━━━ DATA ROWS

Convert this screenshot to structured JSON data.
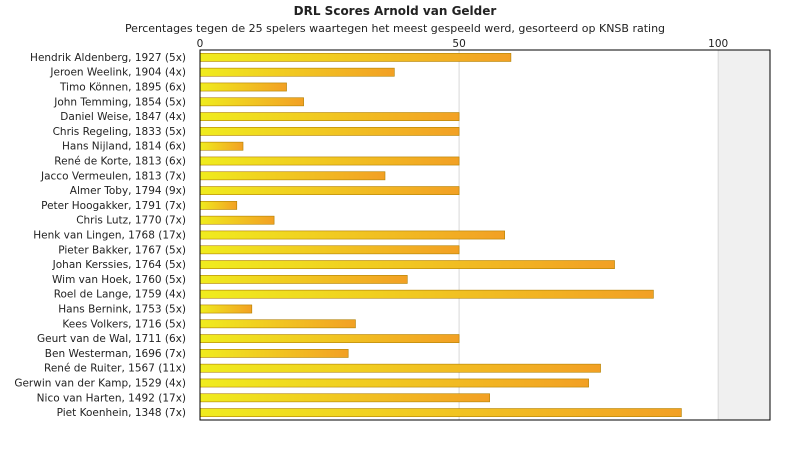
{
  "title": "DRL Scores Arnold van Gelder",
  "subtitle": "Percentages tegen de 25 spelers waartegen het meest gespeeld werd, gesorteerd op KNSB rating",
  "chart_data": {
    "type": "bar",
    "orientation": "horizontal",
    "title": "DRL Scores Arnold van Gelder",
    "subtitle": "Percentages tegen de 25 spelers waartegen het meest gespeeld werd, gesorteerd op KNSB rating",
    "xlim": [
      0,
      110
    ],
    "x_ticks": [
      "0",
      "50",
      "100"
    ],
    "x_tick_values": [
      0,
      50,
      100
    ],
    "categories": [
      "Hendrik Aldenberg, 1927 (5x)",
      "Jeroen Weelink, 1904 (4x)",
      "Timo Können, 1895 (6x)",
      "John Temming, 1854 (5x)",
      "Daniel Weise, 1847 (4x)",
      "Chris Regeling, 1833 (5x)",
      "Hans Nijland, 1814 (6x)",
      "René de Korte, 1813 (6x)",
      "Jacco Vermeulen, 1813 (7x)",
      "Almer Toby, 1794 (9x)",
      "Peter Hoogakker, 1791 (7x)",
      "Chris Lutz, 1770 (7x)",
      "Henk van Lingen, 1768 (17x)",
      "Pieter Bakker, 1767 (5x)",
      "Johan Kerssies, 1764 (5x)",
      "Wim van Hoek, 1760 (5x)",
      "Roel de Lange, 1759 (4x)",
      "Hans Bernink, 1753 (5x)",
      "Kees Volkers, 1716 (5x)",
      "Geurt van de Wal, 1711 (6x)",
      "Ben Westerman, 1696 (7x)",
      "René de Ruiter, 1567 (11x)",
      "Gerwin van der Kamp, 1529 (4x)",
      "Nico van Harten, 1492 (17x)",
      "Piet Koenhein, 1348 (7x)"
    ],
    "values": [
      60,
      37.5,
      16.7,
      20,
      50,
      50,
      8.3,
      50,
      35.7,
      50,
      7.1,
      14.3,
      58.8,
      50,
      80,
      40,
      87.5,
      10,
      30,
      50,
      28.6,
      77.3,
      75,
      55.9,
      92.9
    ],
    "grid": true,
    "colors": {
      "bar_start": "#f0ec1e",
      "bar_end": "#f2a024",
      "bar_border": "#b08000",
      "grid": "#d8d8d8",
      "plot_shade": "#f0f0f0",
      "axis": "#000000"
    }
  }
}
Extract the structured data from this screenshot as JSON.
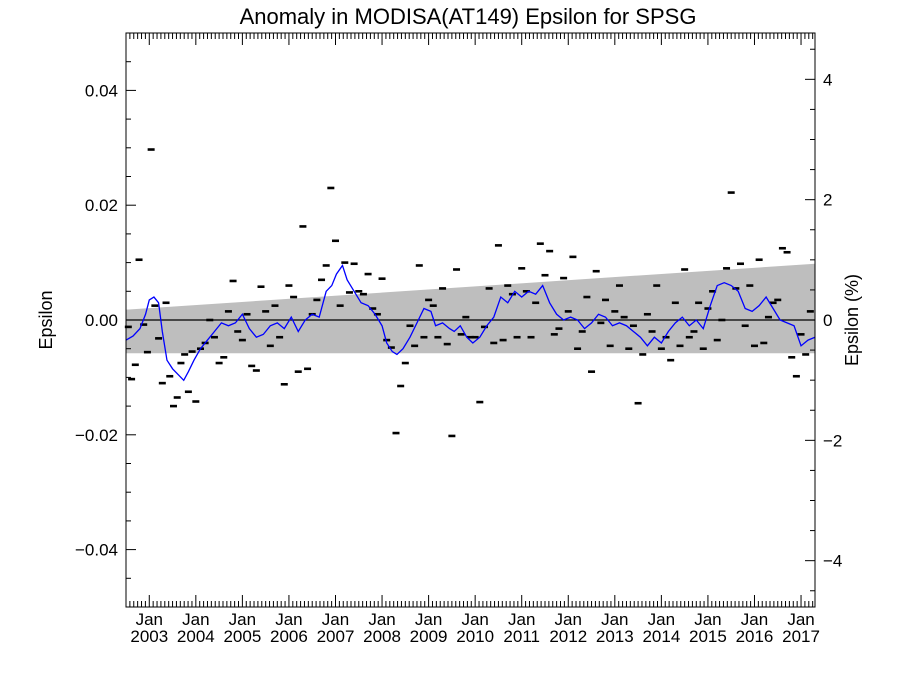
{
  "chart_data": {
    "type": "scatter",
    "title": "Anomaly in MODISA(AT149) Epsilon for SPSG",
    "ylabel": "Epsilon",
    "y2label": "Epsilon (%)",
    "xlim": [
      2002.5,
      2017.3
    ],
    "ylim": [
      -0.05,
      0.05
    ],
    "y2lim": [
      -4.77,
      4.77
    ],
    "yticks": [
      "0.04",
      "0.02",
      "0.00",
      "−0.02",
      "−0.04"
    ],
    "yticks_values": [
      0.04,
      0.02,
      0.0,
      -0.02,
      -0.04
    ],
    "y2ticks": [
      "4",
      "2",
      "0",
      "−2",
      "−4"
    ],
    "y2ticks_values": [
      4,
      2,
      0,
      -2,
      -4
    ],
    "xticks": [
      {
        "month": "Jan",
        "year": "2003",
        "x": 2003.0
      },
      {
        "month": "Jan",
        "year": "2004",
        "x": 2004.0
      },
      {
        "month": "Jan",
        "year": "2005",
        "x": 2005.0
      },
      {
        "month": "Jan",
        "year": "2006",
        "x": 2006.0
      },
      {
        "month": "Jan",
        "year": "2007",
        "x": 2007.0
      },
      {
        "month": "Jan",
        "year": "2008",
        "x": 2008.0
      },
      {
        "month": "Jan",
        "year": "2009",
        "x": 2009.0
      },
      {
        "month": "Jan",
        "year": "2010",
        "x": 2010.0
      },
      {
        "month": "Jan",
        "year": "2011",
        "x": 2011.0
      },
      {
        "month": "Jan",
        "year": "2012",
        "x": 2012.0
      },
      {
        "month": "Jan",
        "year": "2013",
        "x": 2013.0
      },
      {
        "month": "Jan",
        "year": "2014",
        "x": 2014.0
      },
      {
        "month": "Jan",
        "year": "2015",
        "x": 2015.0
      },
      {
        "month": "Jan",
        "year": "2016",
        "x": 2016.0
      },
      {
        "month": "Jan",
        "year": "2017",
        "x": 2017.0
      }
    ],
    "zero_line": 0.0,
    "band": {
      "color": "#bebebe",
      "upper": [
        [
          2002.5,
          0.0018
        ],
        [
          2017.3,
          0.0098
        ]
      ],
      "lower": [
        [
          2002.5,
          -0.0058
        ],
        [
          2017.3,
          -0.0058
        ]
      ]
    },
    "colors": {
      "band": "#bebebe",
      "line": "#0000ff",
      "marker": "#000000",
      "axis": "#000000"
    },
    "series": [
      {
        "type": "scatter",
        "marker": "dash",
        "color": "#000000",
        "points": [
          [
            2002.55,
            -0.0012
          ],
          [
            2002.62,
            -0.0103
          ],
          [
            2002.7,
            -0.0078
          ],
          [
            2002.78,
            0.0105
          ],
          [
            2002.88,
            -0.0008
          ],
          [
            2002.96,
            -0.0056
          ],
          [
            2003.04,
            0.0297
          ],
          [
            2003.12,
            0.0025
          ],
          [
            2003.2,
            -0.0032
          ],
          [
            2003.28,
            -0.011
          ],
          [
            2003.36,
            0.003
          ],
          [
            2003.44,
            -0.0098
          ],
          [
            2003.52,
            -0.015
          ],
          [
            2003.6,
            -0.0135
          ],
          [
            2003.68,
            -0.0075
          ],
          [
            2003.76,
            -0.006
          ],
          [
            2003.84,
            -0.0125
          ],
          [
            2003.92,
            -0.0055
          ],
          [
            2004.0,
            -0.0142
          ],
          [
            2004.1,
            -0.005
          ],
          [
            2004.2,
            -0.004
          ],
          [
            2004.3,
            0.0
          ],
          [
            2004.4,
            -0.003
          ],
          [
            2004.5,
            -0.0075
          ],
          [
            2004.6,
            -0.0065
          ],
          [
            2004.7,
            0.0015
          ],
          [
            2004.8,
            0.0068
          ],
          [
            2004.9,
            -0.002
          ],
          [
            2005.0,
            -0.0035
          ],
          [
            2005.1,
            0.001
          ],
          [
            2005.2,
            -0.008
          ],
          [
            2005.3,
            -0.0088
          ],
          [
            2005.4,
            0.0058
          ],
          [
            2005.5,
            0.0015
          ],
          [
            2005.6,
            -0.0045
          ],
          [
            2005.7,
            0.0025
          ],
          [
            2005.8,
            -0.003
          ],
          [
            2005.9,
            -0.0112
          ],
          [
            2006.0,
            0.006
          ],
          [
            2006.1,
            0.004
          ],
          [
            2006.2,
            -0.009
          ],
          [
            2006.3,
            0.0163
          ],
          [
            2006.4,
            -0.0085
          ],
          [
            2006.5,
            0.001
          ],
          [
            2006.6,
            0.0035
          ],
          [
            2006.7,
            0.007
          ],
          [
            2006.8,
            0.0095
          ],
          [
            2006.9,
            0.023
          ],
          [
            2007.0,
            0.0138
          ],
          [
            2007.1,
            0.0025
          ],
          [
            2007.2,
            0.01
          ],
          [
            2007.3,
            0.0048
          ],
          [
            2007.4,
            0.0098
          ],
          [
            2007.5,
            0.005
          ],
          [
            2007.6,
            0.0045
          ],
          [
            2007.7,
            0.008
          ],
          [
            2007.8,
            0.002
          ],
          [
            2007.9,
            0.001
          ],
          [
            2008.0,
            0.0072
          ],
          [
            2008.1,
            -0.0035
          ],
          [
            2008.2,
            -0.0048
          ],
          [
            2008.3,
            -0.0197
          ],
          [
            2008.4,
            -0.0115
          ],
          [
            2008.5,
            -0.0075
          ],
          [
            2008.6,
            -0.001
          ],
          [
            2008.7,
            -0.0045
          ],
          [
            2008.8,
            0.0095
          ],
          [
            2008.9,
            -0.003
          ],
          [
            2009.0,
            0.0035
          ],
          [
            2009.1,
            0.0025
          ],
          [
            2009.2,
            -0.003
          ],
          [
            2009.3,
            0.0055
          ],
          [
            2009.4,
            -0.0042
          ],
          [
            2009.5,
            -0.0202
          ],
          [
            2009.6,
            0.0088
          ],
          [
            2009.7,
            -0.0025
          ],
          [
            2009.8,
            0.0005
          ],
          [
            2009.9,
            -0.003
          ],
          [
            2010.0,
            -0.003
          ],
          [
            2010.1,
            -0.0143
          ],
          [
            2010.2,
            -0.0012
          ],
          [
            2010.3,
            0.0055
          ],
          [
            2010.4,
            -0.004
          ],
          [
            2010.5,
            0.013
          ],
          [
            2010.6,
            -0.0035
          ],
          [
            2010.7,
            0.006
          ],
          [
            2010.8,
            0.0045
          ],
          [
            2010.9,
            -0.003
          ],
          [
            2011.0,
            0.009
          ],
          [
            2011.1,
            0.005
          ],
          [
            2011.2,
            -0.003
          ],
          [
            2011.3,
            0.003
          ],
          [
            2011.4,
            0.0133
          ],
          [
            2011.5,
            0.0078
          ],
          [
            2011.6,
            0.012
          ],
          [
            2011.7,
            -0.0025
          ],
          [
            2011.8,
            -0.0015
          ],
          [
            2011.9,
            0.0073
          ],
          [
            2012.0,
            0.0015
          ],
          [
            2012.1,
            0.011
          ],
          [
            2012.2,
            -0.005
          ],
          [
            2012.3,
            -0.002
          ],
          [
            2012.4,
            0.004
          ],
          [
            2012.5,
            -0.009
          ],
          [
            2012.6,
            0.0085
          ],
          [
            2012.7,
            -0.0005
          ],
          [
            2012.8,
            0.0035
          ],
          [
            2012.9,
            -0.0045
          ],
          [
            2013.0,
            0.0015
          ],
          [
            2013.1,
            0.006
          ],
          [
            2013.2,
            0.0005
          ],
          [
            2013.3,
            -0.005
          ],
          [
            2013.4,
            -0.001
          ],
          [
            2013.5,
            -0.0145
          ],
          [
            2013.6,
            -0.006
          ],
          [
            2013.7,
            0.001
          ],
          [
            2013.8,
            -0.002
          ],
          [
            2013.9,
            0.006
          ],
          [
            2014.0,
            -0.005
          ],
          [
            2014.1,
            -0.003
          ],
          [
            2014.2,
            -0.007
          ],
          [
            2014.3,
            0.003
          ],
          [
            2014.4,
            -0.0045
          ],
          [
            2014.5,
            0.0088
          ],
          [
            2014.6,
            -0.003
          ],
          [
            2014.7,
            -0.002
          ],
          [
            2014.8,
            0.003
          ],
          [
            2014.9,
            -0.005
          ],
          [
            2015.0,
            0.002
          ],
          [
            2015.1,
            0.005
          ],
          [
            2015.2,
            -0.0035
          ],
          [
            2015.3,
            0.0
          ],
          [
            2015.4,
            0.009
          ],
          [
            2015.5,
            0.0222
          ],
          [
            2015.6,
            0.0055
          ],
          [
            2015.7,
            0.0098
          ],
          [
            2015.8,
            -0.001
          ],
          [
            2015.9,
            0.006
          ],
          [
            2016.0,
            -0.0045
          ],
          [
            2016.1,
            0.0105
          ],
          [
            2016.2,
            -0.004
          ],
          [
            2016.3,
            0.0005
          ],
          [
            2016.4,
            0.003
          ],
          [
            2016.5,
            0.0035
          ],
          [
            2016.6,
            0.0125
          ],
          [
            2016.7,
            0.0118
          ],
          [
            2016.8,
            -0.0065
          ],
          [
            2016.9,
            -0.0098
          ],
          [
            2017.0,
            -0.0025
          ],
          [
            2017.1,
            -0.006
          ],
          [
            2017.2,
            0.0015
          ]
        ]
      },
      {
        "type": "line",
        "color": "#0000ff",
        "points": [
          [
            2002.5,
            -0.0035
          ],
          [
            2002.65,
            -0.0028
          ],
          [
            2002.8,
            -0.0015
          ],
          [
            2002.92,
            0.001
          ],
          [
            2003.0,
            0.0035
          ],
          [
            2003.1,
            0.004
          ],
          [
            2003.2,
            0.003
          ],
          [
            2003.28,
            -0.002
          ],
          [
            2003.38,
            -0.007
          ],
          [
            2003.5,
            -0.0085
          ],
          [
            2003.62,
            -0.0095
          ],
          [
            2003.74,
            -0.0105
          ],
          [
            2003.84,
            -0.009
          ],
          [
            2003.96,
            -0.007
          ],
          [
            2004.1,
            -0.005
          ],
          [
            2004.25,
            -0.0035
          ],
          [
            2004.4,
            -0.002
          ],
          [
            2004.55,
            -0.0005
          ],
          [
            2004.7,
            -0.001
          ],
          [
            2004.85,
            -0.0005
          ],
          [
            2005.0,
            0.001
          ],
          [
            2005.15,
            -0.0015
          ],
          [
            2005.3,
            -0.003
          ],
          [
            2005.45,
            -0.0025
          ],
          [
            2005.6,
            -0.001
          ],
          [
            2005.75,
            -0.0005
          ],
          [
            2005.9,
            -0.0015
          ],
          [
            2006.05,
            0.0005
          ],
          [
            2006.2,
            -0.002
          ],
          [
            2006.35,
            0.0
          ],
          [
            2006.5,
            0.001
          ],
          [
            2006.65,
            0.0005
          ],
          [
            2006.8,
            0.005
          ],
          [
            2006.92,
            0.006
          ],
          [
            2007.02,
            0.008
          ],
          [
            2007.15,
            0.0095
          ],
          [
            2007.25,
            0.007
          ],
          [
            2007.4,
            0.005
          ],
          [
            2007.55,
            0.003
          ],
          [
            2007.7,
            0.0025
          ],
          [
            2007.85,
            0.001
          ],
          [
            2008.0,
            -0.001
          ],
          [
            2008.1,
            -0.004
          ],
          [
            2008.22,
            -0.0055
          ],
          [
            2008.32,
            -0.006
          ],
          [
            2008.45,
            -0.005
          ],
          [
            2008.6,
            -0.003
          ],
          [
            2008.75,
            -0.0005
          ],
          [
            2008.9,
            0.002
          ],
          [
            2009.05,
            0.0015
          ],
          [
            2009.15,
            -0.001
          ],
          [
            2009.3,
            -0.0005
          ],
          [
            2009.45,
            -0.0015
          ],
          [
            2009.55,
            -0.002
          ],
          [
            2009.68,
            -0.001
          ],
          [
            2009.82,
            -0.003
          ],
          [
            2009.95,
            -0.004
          ],
          [
            2010.1,
            -0.003
          ],
          [
            2010.25,
            -0.001
          ],
          [
            2010.4,
            0.0005
          ],
          [
            2010.55,
            0.004
          ],
          [
            2010.7,
            0.003
          ],
          [
            2010.85,
            0.005
          ],
          [
            2011.0,
            0.004
          ],
          [
            2011.15,
            0.005
          ],
          [
            2011.3,
            0.0045
          ],
          [
            2011.45,
            0.006
          ],
          [
            2011.6,
            0.003
          ],
          [
            2011.75,
            0.001
          ],
          [
            2011.9,
            0.0
          ],
          [
            2012.05,
            0.0005
          ],
          [
            2012.2,
            0.0
          ],
          [
            2012.35,
            -0.0015
          ],
          [
            2012.5,
            -0.0005
          ],
          [
            2012.65,
            0.001
          ],
          [
            2012.8,
            0.0005
          ],
          [
            2012.95,
            -0.001
          ],
          [
            2013.1,
            -0.0005
          ],
          [
            2013.25,
            -0.001
          ],
          [
            2013.4,
            -0.002
          ],
          [
            2013.55,
            -0.003
          ],
          [
            2013.7,
            -0.0045
          ],
          [
            2013.85,
            -0.003
          ],
          [
            2014.0,
            -0.004
          ],
          [
            2014.15,
            -0.002
          ],
          [
            2014.3,
            -0.0005
          ],
          [
            2014.45,
            0.0005
          ],
          [
            2014.6,
            -0.001
          ],
          [
            2014.75,
            0.0
          ],
          [
            2014.9,
            -0.0015
          ],
          [
            2015.05,
            0.0025
          ],
          [
            2015.2,
            0.006
          ],
          [
            2015.35,
            0.0065
          ],
          [
            2015.5,
            0.006
          ],
          [
            2015.65,
            0.005
          ],
          [
            2015.8,
            0.002
          ],
          [
            2015.95,
            0.0015
          ],
          [
            2016.1,
            0.0025
          ],
          [
            2016.25,
            0.004
          ],
          [
            2016.4,
            0.002
          ],
          [
            2016.55,
            0.0
          ],
          [
            2016.7,
            -0.0005
          ],
          [
            2016.85,
            -0.001
          ],
          [
            2017.0,
            -0.0045
          ],
          [
            2017.15,
            -0.0035
          ],
          [
            2017.3,
            -0.003
          ]
        ]
      }
    ]
  }
}
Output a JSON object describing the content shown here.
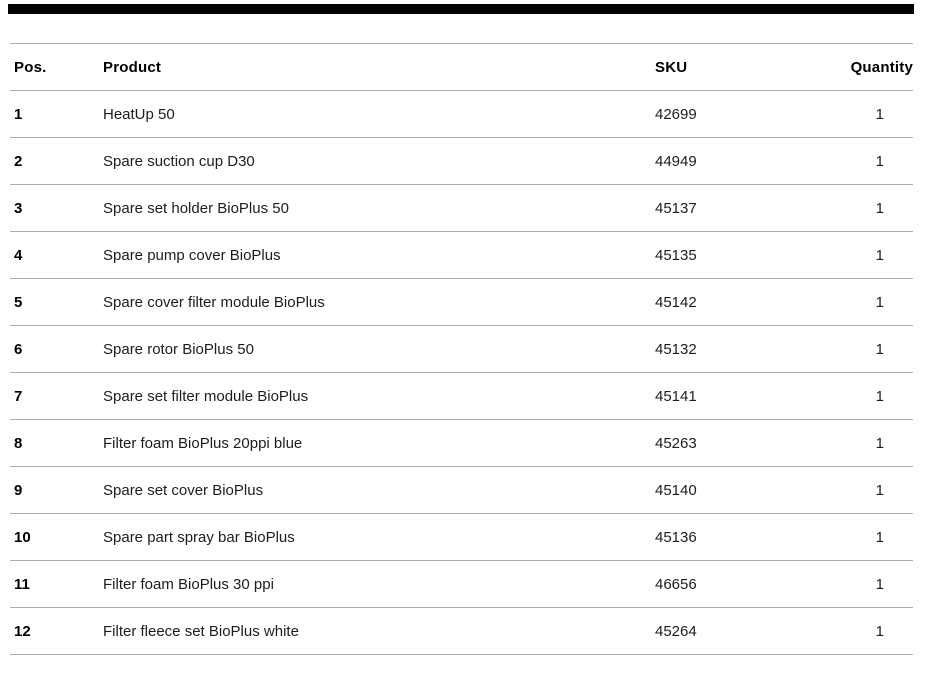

━━━━━━

REQUIRED WORK:
Show all lines in the entries above where the word "Hans" appears.

FINISHED EXERCISE:
      "Hans Nijland, 1814 (6x)",
      "Hans Bernink, 1753 (5x)",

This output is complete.